— START Entries supplied —

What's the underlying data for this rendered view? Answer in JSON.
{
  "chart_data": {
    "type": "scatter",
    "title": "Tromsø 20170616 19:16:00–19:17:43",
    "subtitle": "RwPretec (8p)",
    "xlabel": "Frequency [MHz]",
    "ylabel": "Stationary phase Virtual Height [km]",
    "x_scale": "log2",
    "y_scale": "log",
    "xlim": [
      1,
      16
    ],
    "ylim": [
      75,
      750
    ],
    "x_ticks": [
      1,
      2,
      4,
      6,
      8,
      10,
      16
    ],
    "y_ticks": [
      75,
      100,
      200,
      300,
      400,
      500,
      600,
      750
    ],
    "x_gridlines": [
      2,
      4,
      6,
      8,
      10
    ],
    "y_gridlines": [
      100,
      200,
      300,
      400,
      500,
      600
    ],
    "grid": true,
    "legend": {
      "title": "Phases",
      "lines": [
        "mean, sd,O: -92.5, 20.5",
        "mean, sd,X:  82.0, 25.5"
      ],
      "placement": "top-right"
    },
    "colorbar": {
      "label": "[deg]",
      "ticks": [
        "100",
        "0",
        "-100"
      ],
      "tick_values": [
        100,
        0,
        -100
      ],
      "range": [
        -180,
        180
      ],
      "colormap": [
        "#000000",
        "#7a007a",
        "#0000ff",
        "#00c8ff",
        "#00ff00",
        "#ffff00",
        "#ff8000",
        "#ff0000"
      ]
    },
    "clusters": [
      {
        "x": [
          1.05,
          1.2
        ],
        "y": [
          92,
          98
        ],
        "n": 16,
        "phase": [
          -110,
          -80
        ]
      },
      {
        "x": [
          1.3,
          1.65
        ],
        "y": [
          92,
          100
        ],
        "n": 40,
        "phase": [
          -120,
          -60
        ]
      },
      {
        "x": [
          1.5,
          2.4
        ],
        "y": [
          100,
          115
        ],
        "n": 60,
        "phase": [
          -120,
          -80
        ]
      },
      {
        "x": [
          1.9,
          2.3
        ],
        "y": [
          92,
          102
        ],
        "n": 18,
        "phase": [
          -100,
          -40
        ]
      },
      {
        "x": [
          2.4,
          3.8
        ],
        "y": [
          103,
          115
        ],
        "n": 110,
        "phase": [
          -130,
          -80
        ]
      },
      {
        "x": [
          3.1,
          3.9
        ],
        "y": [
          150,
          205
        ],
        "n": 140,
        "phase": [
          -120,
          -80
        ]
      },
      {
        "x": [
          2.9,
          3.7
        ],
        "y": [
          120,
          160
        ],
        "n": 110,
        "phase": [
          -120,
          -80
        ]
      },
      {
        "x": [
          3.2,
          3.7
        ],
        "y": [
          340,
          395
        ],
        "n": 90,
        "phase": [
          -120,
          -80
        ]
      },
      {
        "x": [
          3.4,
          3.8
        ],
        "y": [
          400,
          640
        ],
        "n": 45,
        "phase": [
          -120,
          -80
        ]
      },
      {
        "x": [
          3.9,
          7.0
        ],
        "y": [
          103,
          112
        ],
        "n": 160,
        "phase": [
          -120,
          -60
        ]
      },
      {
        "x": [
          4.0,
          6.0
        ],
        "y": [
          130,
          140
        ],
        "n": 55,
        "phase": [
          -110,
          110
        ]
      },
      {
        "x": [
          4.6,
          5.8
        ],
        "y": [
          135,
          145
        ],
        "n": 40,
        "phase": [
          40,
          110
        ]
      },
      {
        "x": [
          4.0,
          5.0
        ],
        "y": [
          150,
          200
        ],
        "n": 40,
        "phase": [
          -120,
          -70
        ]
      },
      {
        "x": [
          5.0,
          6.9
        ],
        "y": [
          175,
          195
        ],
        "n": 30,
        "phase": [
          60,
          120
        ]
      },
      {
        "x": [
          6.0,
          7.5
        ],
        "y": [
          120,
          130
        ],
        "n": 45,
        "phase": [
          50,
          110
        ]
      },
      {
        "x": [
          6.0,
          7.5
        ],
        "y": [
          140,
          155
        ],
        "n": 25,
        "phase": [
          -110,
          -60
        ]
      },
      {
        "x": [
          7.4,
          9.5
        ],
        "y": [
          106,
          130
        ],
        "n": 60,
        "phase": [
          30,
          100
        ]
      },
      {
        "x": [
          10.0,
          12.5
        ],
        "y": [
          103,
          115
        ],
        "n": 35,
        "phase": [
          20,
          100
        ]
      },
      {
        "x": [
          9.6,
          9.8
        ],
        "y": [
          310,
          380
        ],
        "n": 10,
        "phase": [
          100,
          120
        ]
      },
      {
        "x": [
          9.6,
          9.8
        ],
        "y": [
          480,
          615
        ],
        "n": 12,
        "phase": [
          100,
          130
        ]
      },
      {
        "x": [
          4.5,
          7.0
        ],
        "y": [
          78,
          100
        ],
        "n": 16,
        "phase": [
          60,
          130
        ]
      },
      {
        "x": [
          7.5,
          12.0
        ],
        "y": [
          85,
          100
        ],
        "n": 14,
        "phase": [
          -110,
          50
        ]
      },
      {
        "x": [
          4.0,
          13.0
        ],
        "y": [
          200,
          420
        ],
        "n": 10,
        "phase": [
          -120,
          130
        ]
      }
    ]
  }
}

— END Entries supplied —

● Instructions for the task
From the data above, extract every line in its exact form.

● The result
What's the underlying data for this rendered view? Answer in JSON.
{
  "chart_data": {
    "type": "scatter",
    "title": "Tromsø 20170616 19:16:00–19:17:43",
    "subtitle": "RwPretec (8p)",
    "xlabel": "Frequency [MHz]",
    "ylabel": "Stationary phase Virtual Height [km]",
    "x_scale": "log2",
    "y_scale": "log",
    "xlim": [
      1,
      16
    ],
    "ylim": [
      75,
      750
    ],
    "x_ticks": [
      1,
      2,
      4,
      6,
      8,
      10,
      16
    ],
    "y_ticks": [
      75,
      100,
      200,
      300,
      400,
      500,
      600,
      750
    ],
    "x_gridlines": [
      2,
      4,
      6,
      8,
      10
    ],
    "y_gridlines": [
      100,
      200,
      300,
      400,
      500,
      600
    ],
    "grid": true,
    "legend": {
      "title": "Phases",
      "lines": [
        "mean, sd,O: -92.5, 20.5",
        "mean, sd,X:  82.0, 25.5"
      ],
      "placement": "top-right"
    },
    "colorbar": {
      "label": "[deg]",
      "ticks": [
        "100",
        "0",
        "-100"
      ],
      "tick_values": [
        100,
        0,
        -100
      ],
      "range": [
        -180,
        180
      ],
      "colormap": [
        "#000000",
        "#7a007a",
        "#0000ff",
        "#00c8ff",
        "#00ff00",
        "#ffff00",
        "#ff8000",
        "#ff0000"
      ]
    },
    "clusters": [
      {
        "x": [
          1.05,
          1.2
        ],
        "y": [
          92,
          98
        ],
        "n": 16,
        "phase": [
          -110,
          -80
        ]
      },
      {
        "x": [
          1.3,
          1.65
        ],
        "y": [
          92,
          100
        ],
        "n": 40,
        "phase": [
          -120,
          -60
        ]
      },
      {
        "x": [
          1.5,
          2.4
        ],
        "y": [
          100,
          115
        ],
        "n": 60,
        "phase": [
          -120,
          -80
        ]
      },
      {
        "x": [
          1.9,
          2.3
        ],
        "y": [
          92,
          102
        ],
        "n": 18,
        "phase": [
          -100,
          -40
        ]
      },
      {
        "x": [
          2.4,
          3.8
        ],
        "y": [
          103,
          115
        ],
        "n": 110,
        "phase": [
          -130,
          -80
        ]
      },
      {
        "x": [
          3.1,
          3.9
        ],
        "y": [
          150,
          205
        ],
        "n": 140,
        "phase": [
          -120,
          -80
        ]
      },
      {
        "x": [
          2.9,
          3.7
        ],
        "y": [
          120,
          160
        ],
        "n": 110,
        "phase": [
          -120,
          -80
        ]
      },
      {
        "x": [
          3.2,
          3.7
        ],
        "y": [
          340,
          395
        ],
        "n": 90,
        "phase": [
          -120,
          -80
        ]
      },
      {
        "x": [
          3.4,
          3.8
        ],
        "y": [
          400,
          640
        ],
        "n": 45,
        "phase": [
          -120,
          -80
        ]
      },
      {
        "x": [
          3.9,
          7.0
        ],
        "y": [
          103,
          112
        ],
        "n": 160,
        "phase": [
          -120,
          -60
        ]
      },
      {
        "x": [
          4.0,
          6.0
        ],
        "y": [
          130,
          140
        ],
        "n": 55,
        "phase": [
          -110,
          110
        ]
      },
      {
        "x": [
          4.6,
          5.8
        ],
        "y": [
          135,
          145
        ],
        "n": 40,
        "phase": [
          40,
          110
        ]
      },
      {
        "x": [
          4.0,
          5.0
        ],
        "y": [
          150,
          200
        ],
        "n": 40,
        "phase": [
          -120,
          -70
        ]
      },
      {
        "x": [
          5.0,
          6.9
        ],
        "y": [
          175,
          195
        ],
        "n": 30,
        "phase": [
          60,
          120
        ]
      },
      {
        "x": [
          6.0,
          7.5
        ],
        "y": [
          120,
          130
        ],
        "n": 45,
        "phase": [
          50,
          110
        ]
      },
      {
        "x": [
          6.0,
          7.5
        ],
        "y": [
          140,
          155
        ],
        "n": 25,
        "phase": [
          -110,
          -60
        ]
      },
      {
        "x": [
          7.4,
          9.5
        ],
        "y": [
          106,
          130
        ],
        "n": 60,
        "phase": [
          30,
          100
        ]
      },
      {
        "x": [
          10.0,
          12.5
        ],
        "y": [
          103,
          115
        ],
        "n": 35,
        "phase": [
          20,
          100
        ]
      },
      {
        "x": [
          9.6,
          9.8
        ],
        "y": [
          310,
          380
        ],
        "n": 10,
        "phase": [
          100,
          120
        ]
      },
      {
        "x": [
          9.6,
          9.8
        ],
        "y": [
          480,
          615
        ],
        "n": 12,
        "phase": [
          100,
          130
        ]
      },
      {
        "x": [
          4.5,
          7.0
        ],
        "y": [
          78,
          100
        ],
        "n": 16,
        "phase": [
          60,
          130
        ]
      },
      {
        "x": [
          7.5,
          12.0
        ],
        "y": [
          85,
          100
        ],
        "n": 14,
        "phase": [
          -110,
          50
        ]
      },
      {
        "x": [
          4.0,
          13.0
        ],
        "y": [
          200,
          420
        ],
        "n": 10,
        "phase": [
          -120,
          130
        ]
      }
    ]
  }
}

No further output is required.